Retype each entry below, keeping every character the same.

# Start of EXCERPTED RECORDS

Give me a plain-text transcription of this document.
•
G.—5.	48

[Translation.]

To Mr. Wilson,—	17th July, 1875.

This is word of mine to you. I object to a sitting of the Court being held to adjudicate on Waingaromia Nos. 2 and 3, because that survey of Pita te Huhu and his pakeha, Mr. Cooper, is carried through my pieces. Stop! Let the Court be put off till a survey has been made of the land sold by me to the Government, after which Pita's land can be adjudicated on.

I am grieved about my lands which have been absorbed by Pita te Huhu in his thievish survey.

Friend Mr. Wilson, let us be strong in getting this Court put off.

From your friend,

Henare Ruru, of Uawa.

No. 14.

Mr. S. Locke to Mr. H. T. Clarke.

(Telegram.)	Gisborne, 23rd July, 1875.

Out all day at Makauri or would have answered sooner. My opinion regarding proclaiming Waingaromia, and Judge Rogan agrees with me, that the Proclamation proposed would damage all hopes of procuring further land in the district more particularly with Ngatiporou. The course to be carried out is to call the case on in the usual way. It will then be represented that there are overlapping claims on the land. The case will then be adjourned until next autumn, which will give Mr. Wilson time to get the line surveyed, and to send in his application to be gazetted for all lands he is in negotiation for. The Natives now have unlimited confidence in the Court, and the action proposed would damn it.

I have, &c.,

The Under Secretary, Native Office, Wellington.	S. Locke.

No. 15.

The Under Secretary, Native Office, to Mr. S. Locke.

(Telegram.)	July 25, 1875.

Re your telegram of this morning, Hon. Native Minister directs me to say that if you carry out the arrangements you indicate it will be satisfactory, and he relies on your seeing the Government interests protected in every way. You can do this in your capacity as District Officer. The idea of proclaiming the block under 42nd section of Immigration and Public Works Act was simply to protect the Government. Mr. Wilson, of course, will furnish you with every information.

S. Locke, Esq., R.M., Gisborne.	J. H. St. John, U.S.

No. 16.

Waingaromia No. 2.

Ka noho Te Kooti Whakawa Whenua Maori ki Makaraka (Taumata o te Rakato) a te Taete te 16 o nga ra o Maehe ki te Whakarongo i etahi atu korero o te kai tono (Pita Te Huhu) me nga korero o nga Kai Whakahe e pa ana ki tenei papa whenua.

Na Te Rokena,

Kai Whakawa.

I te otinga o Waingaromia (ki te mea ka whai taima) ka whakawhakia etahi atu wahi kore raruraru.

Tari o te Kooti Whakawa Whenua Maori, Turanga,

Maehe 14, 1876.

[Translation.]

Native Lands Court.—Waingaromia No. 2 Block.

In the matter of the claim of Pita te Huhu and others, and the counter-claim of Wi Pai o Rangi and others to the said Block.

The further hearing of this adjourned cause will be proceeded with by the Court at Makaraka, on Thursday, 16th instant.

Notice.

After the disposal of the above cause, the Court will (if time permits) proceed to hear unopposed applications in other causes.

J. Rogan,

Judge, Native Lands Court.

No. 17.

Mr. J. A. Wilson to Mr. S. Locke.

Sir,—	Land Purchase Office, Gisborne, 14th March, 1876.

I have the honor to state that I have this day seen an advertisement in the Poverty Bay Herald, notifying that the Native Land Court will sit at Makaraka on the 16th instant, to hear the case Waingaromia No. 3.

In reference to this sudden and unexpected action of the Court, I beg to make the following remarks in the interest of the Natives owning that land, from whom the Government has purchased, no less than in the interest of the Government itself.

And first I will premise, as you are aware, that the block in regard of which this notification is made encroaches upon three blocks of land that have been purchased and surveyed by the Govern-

# End of EXCERPTED RECORDS

- **EXERCISE RESULT**:
Give me a plain-text transcription of this document.
•
G.—5.	48

[Translation.]

To Mr. Wilson,—	17th July, 1875.

This is word of mine to you. I object to a sitting of the Court being held to adjudicate on Waingaromia Nos. 2 and 3, because that survey of Pita te Huhu and his pakeha, Mr. Cooper, is carried through my pieces. Stop! Let the Court be put off till a survey has been made of the land sold by me to the Government, after which Pita's land can be adjudicated on.

I am grieved about my lands which have been absorbed by Pita te Huhu in his thievish survey.

Friend Mr. Wilson, let us be strong in getting this Court put off.

From your friend,

Henare Ruru, of Uawa.

No. 14.

Mr. S. Locke to Mr. H. T. Clarke.

(Telegram.)	Gisborne, 23rd July, 1875.

Out all day at Makauri or would have answered sooner. My opinion regarding proclaiming Waingaromia, and Judge Rogan agrees with me, that the Proclamation proposed would damage all hopes of procuring further land in the district more particularly with Ngatiporou. The course to be carried out is to call the case on in the usual way. It will then be represented that there are overlapping claims on the land. The case will then be adjourned until next autumn, which will give Mr. Wilson time to get the line surveyed, and to send in his application to be gazetted for all lands he is in negotiation for. The Natives now have unlimited confidence in the Court, and the action proposed would damn it.

I have, &c.,

The Under Secretary, Native Office, Wellington.	S. Locke.

No. 15.

The Under Secretary, Native Office, to Mr. S. Locke.

(Telegram.)	July 25, 1875.

Re your telegram of this morning, Hon. Native Minister directs me to say that if you carry out the arrangements you indicate it will be satisfactory, and he relies on your seeing the Government interests protected in every way. You can do this in your capacity as District Officer. The idea of proclaiming the block under 42nd section of Immigration and Public Works Act was simply to protect the Government. Mr. Wilson, of course, will furnish you with every information.

S. Locke, Esq., R.M., Gisborne.	J. H. St. John, U.S.

No. 16.

Waingaromia No. 2.

Ka noho Te Kooti Whakawa Whenua Maori ki Makaraka (Taumata o te Rakato) a te Taete te 16 o nga ra o Maehe ki te Whakarongo i etahi atu korero o te kai tono (Pita Te Huhu) me nga korero o nga Kai Whakahe e pa ana ki tenei papa whenua.

Na Te Rokena,

Kai Whakawa.

I te otinga o Waingaromia (ki te mea ka whai taima) ka whakawhakia etahi atu wahi kore raruraru.

Tari o te Kooti Whakawa Whenua Maori, Turanga,

Maehe 14, 1876.

[Translation.]

Native Lands Court.—Waingaromia No. 2 Block.

In the matter of the claim of Pita te Huhu and others, and the counter-claim of Wi Pai o Rangi and others to the said Block.

The further hearing of this adjourned cause will be proceeded with by the Court at Makaraka, on Thursday, 16th instant.

Notice.

After the disposal of the above cause, the Court will (if time permits) proceed to hear unopposed applications in other causes.

J. Rogan,

Judge, Native Lands Court.

No. 17.

Mr. J. A. Wilson to Mr. S. Locke.

Sir,—	Land Purchase Office, Gisborne, 14th March, 1876.

I have the honor to state that I have this day seen an advertisement in the Poverty Bay Herald, notifying that the Native Land Court will sit at Makaraka on the 16th instant, to hear the case Waingaromia No. 3.

In reference to this sudden and unexpected action of the Court, I beg to make the following remarks in the interest of the Natives owning that land, from whom the Government has purchased, no less than in the interest of the Government itself.

And first I will premise, as you are aware, that the block in regard of which this notification is made encroaches upon three blocks of land that have been purchased and surveyed by the Govern-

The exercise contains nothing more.